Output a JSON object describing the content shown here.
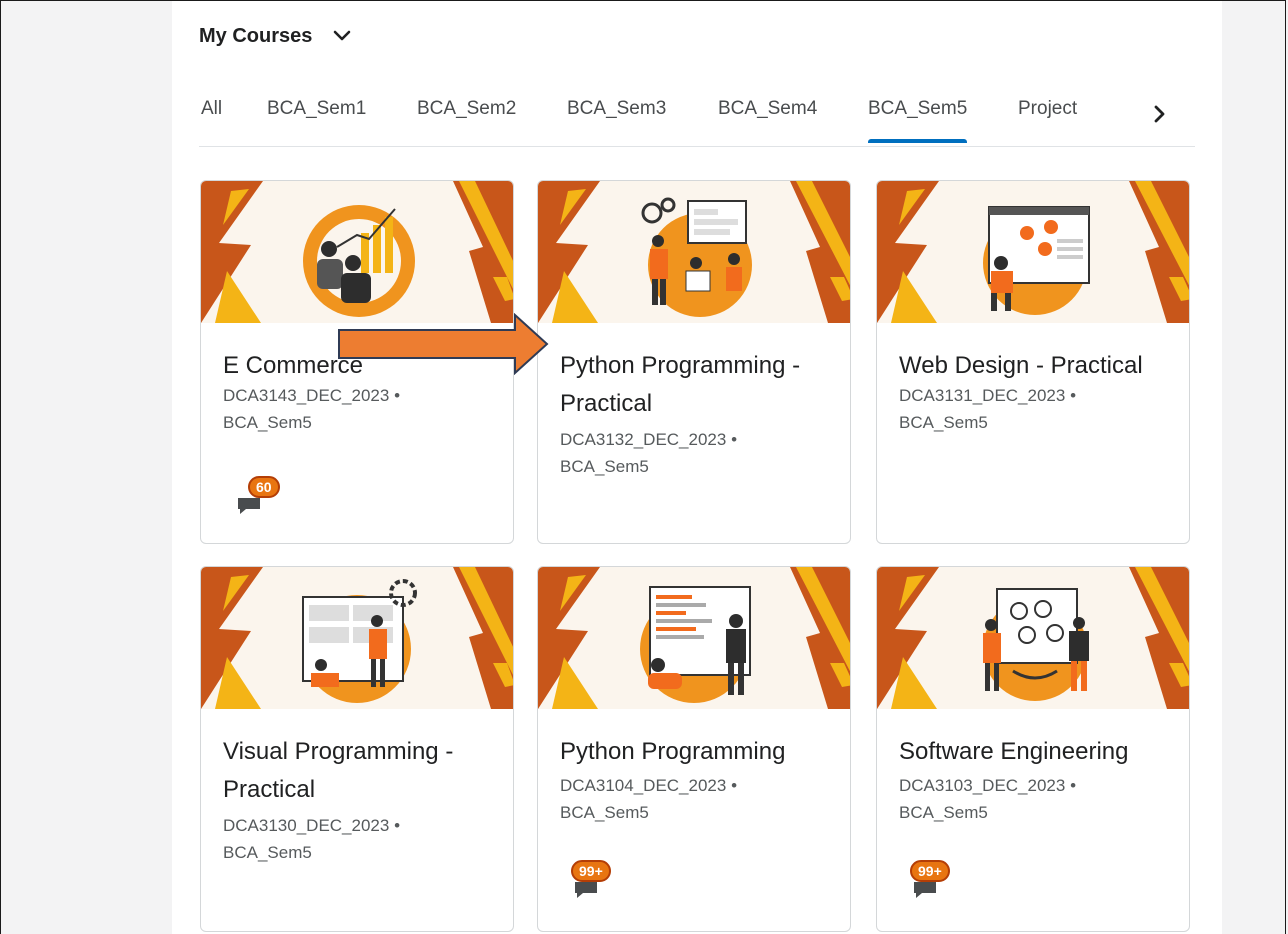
{
  "header": {
    "title": "My Courses",
    "chevron_icon": "chevron-down-icon"
  },
  "tabs": [
    {
      "label": "All",
      "active": false
    },
    {
      "label": "BCA_Sem1",
      "active": false
    },
    {
      "label": "BCA_Sem2",
      "active": false
    },
    {
      "label": "BCA_Sem3",
      "active": false
    },
    {
      "label": "BCA_Sem4",
      "active": false
    },
    {
      "label": "BCA_Sem5",
      "active": true
    },
    {
      "label": "Project",
      "active": false
    }
  ],
  "tab_next_icon": "chevron-right-icon",
  "colors": {
    "accent": "#006fbf",
    "banner_bg": "#fbf5ed",
    "banner_orange": "#c8561a",
    "banner_yellow": "#f4b416",
    "badge": "#e87511",
    "annotation_arrow": "#ed7d31"
  },
  "courses": [
    {
      "title": "E Commerce",
      "code": "DCA3143_DEC_2023",
      "separator": "•",
      "semester": "BCA_Sem5",
      "badge": "60",
      "illustration": "analytics-illustration"
    },
    {
      "title": "Python Programming - Practical",
      "code": "DCA3132_DEC_2023",
      "separator": "•",
      "semester": "BCA_Sem5",
      "badge": "",
      "illustration": "team-workspace-illustration"
    },
    {
      "title": "Web Design - Practical",
      "code": "DCA3131_DEC_2023",
      "separator": "•",
      "semester": "BCA_Sem5",
      "badge": "",
      "illustration": "web-design-illustration"
    },
    {
      "title": "Visual Programming - Practical",
      "code": "DCA3130_DEC_2023",
      "separator": "•",
      "semester": "BCA_Sem5",
      "badge": "",
      "illustration": "visual-programming-illustration"
    },
    {
      "title": "Python Programming",
      "code": "DCA3104_DEC_2023",
      "separator": "•",
      "semester": "BCA_Sem5",
      "badge": "99+",
      "illustration": "coding-screen-illustration"
    },
    {
      "title": "Software Engineering",
      "code": "DCA3103_DEC_2023",
      "separator": "•",
      "semester": "BCA_Sem5",
      "badge": "99+",
      "illustration": "software-engineering-illustration"
    }
  ],
  "annotation": {
    "icon": "arrow-right-icon",
    "color": "#ed7d31"
  }
}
--
Provide the number of lines containing the string "right", with no other output.

(COMPLETE ANSWER):
2